- **PASSAGE PROVIDED**:
^^^^^^^^
A Model for Calculating Hyper-Elastic Materials Material Properties under Thermal Aging

[+] Author and Article Information
Ahmed Korba

Department of Aerospace Engineering and Mechanics, The University of Alabama
agkorba@crimson.ua.edu

Abhishek Kumar

Department of Aerospace Engineering and Mechanics, The University of Alabama
akumar16@crimson.ua.edu

Guoqin Sun

Department of Mechanical Design and Method, College of Mechanical Engineering and Applied Electronics Technology, Beijing University of Technology, China
sguoq@bjut.edu.cn

Dr. Mark E. Barkey

Professor, Department of Aerospace Engineering and Mechanics, The University of Alabama
mbarkey@eng.ua.edu

1Corresponding author.
^^^^^^^^
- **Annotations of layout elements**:
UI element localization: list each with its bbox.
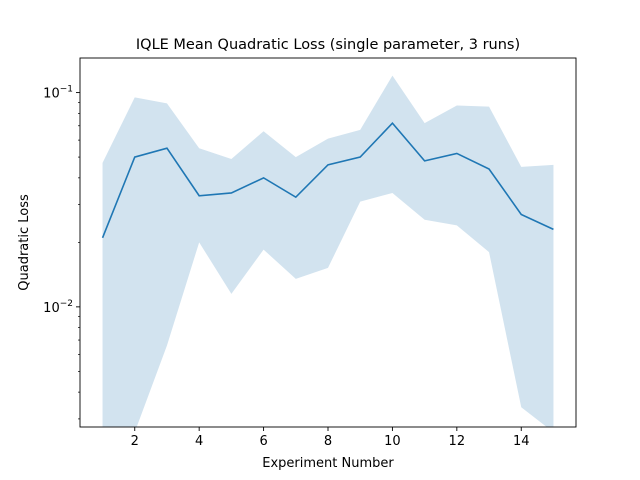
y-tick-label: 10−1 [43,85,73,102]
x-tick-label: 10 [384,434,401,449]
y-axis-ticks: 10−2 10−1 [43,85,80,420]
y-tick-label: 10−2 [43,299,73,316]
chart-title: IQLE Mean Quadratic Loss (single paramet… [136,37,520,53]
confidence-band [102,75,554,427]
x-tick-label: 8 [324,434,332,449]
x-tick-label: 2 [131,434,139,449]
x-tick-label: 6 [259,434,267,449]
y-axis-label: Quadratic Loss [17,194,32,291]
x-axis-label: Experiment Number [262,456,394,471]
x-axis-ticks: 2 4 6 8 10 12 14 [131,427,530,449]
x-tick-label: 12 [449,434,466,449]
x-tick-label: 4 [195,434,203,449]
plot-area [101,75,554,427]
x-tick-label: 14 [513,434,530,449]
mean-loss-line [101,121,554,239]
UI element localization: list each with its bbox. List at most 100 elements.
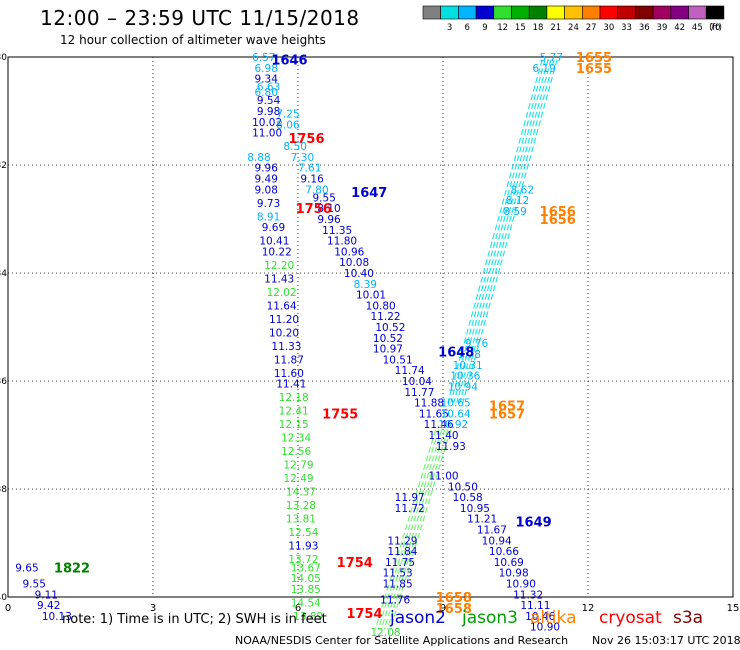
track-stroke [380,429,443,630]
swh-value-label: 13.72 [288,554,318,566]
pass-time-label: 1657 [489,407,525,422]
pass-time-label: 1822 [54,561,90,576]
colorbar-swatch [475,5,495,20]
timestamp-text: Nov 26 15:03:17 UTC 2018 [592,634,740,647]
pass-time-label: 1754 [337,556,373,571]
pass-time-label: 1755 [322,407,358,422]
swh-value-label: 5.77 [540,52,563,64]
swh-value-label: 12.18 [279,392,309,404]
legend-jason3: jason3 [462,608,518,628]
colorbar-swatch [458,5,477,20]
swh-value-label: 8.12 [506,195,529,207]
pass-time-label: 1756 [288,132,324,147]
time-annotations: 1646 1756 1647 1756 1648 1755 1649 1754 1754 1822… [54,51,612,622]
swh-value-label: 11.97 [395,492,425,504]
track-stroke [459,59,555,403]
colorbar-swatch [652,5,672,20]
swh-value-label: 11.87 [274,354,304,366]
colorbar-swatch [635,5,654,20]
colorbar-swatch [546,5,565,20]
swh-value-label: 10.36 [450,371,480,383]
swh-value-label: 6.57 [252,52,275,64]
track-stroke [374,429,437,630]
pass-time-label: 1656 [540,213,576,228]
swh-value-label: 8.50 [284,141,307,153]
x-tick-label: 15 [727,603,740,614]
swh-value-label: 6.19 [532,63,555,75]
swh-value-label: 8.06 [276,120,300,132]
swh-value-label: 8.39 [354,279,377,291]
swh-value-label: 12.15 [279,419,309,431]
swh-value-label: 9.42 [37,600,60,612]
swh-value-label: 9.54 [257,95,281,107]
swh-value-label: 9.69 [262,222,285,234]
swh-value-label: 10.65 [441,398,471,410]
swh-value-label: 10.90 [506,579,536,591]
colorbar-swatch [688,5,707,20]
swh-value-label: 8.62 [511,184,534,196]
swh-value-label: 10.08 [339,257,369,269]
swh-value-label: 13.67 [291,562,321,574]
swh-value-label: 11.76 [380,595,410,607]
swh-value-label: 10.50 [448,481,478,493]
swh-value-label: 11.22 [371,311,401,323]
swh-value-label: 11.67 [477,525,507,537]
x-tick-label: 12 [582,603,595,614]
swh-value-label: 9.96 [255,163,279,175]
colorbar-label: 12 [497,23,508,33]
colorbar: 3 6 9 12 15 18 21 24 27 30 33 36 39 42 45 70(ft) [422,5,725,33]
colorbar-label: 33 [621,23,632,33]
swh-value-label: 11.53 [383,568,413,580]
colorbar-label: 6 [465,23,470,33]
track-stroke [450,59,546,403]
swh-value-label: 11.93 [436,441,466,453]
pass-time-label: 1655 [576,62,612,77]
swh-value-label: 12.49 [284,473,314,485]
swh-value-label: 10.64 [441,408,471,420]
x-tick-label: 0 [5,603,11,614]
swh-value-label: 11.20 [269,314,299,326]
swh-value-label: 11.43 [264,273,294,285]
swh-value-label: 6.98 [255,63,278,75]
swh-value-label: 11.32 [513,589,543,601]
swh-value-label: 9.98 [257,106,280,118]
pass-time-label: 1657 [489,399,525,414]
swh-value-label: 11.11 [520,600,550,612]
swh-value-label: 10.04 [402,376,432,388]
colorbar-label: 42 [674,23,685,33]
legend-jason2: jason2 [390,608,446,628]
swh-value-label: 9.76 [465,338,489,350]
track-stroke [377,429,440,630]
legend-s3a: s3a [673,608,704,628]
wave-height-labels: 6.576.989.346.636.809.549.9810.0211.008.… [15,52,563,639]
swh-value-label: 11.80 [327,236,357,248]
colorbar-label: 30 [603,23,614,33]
^^^^^^^^
- **TASK TO COMPLETE**: Echo the article header word for word, beginning at the words "Department of Mechanical" and stopping after "1Corresponding author.". Please work from the article header alone.

- **ANSWER TO THE TASK**:
Department of Mechanical Design and Method, College of Mechanical Engineering and Applied Electronics Technology, Beijing University of Technology, China
sguoq@bjut.edu.cn

Dr. Mark E. Barkey

Professor, Department of Aerospace Engineering and Mechanics, The University of Alabama
mbarkey@eng.ua.edu

1Corresponding author.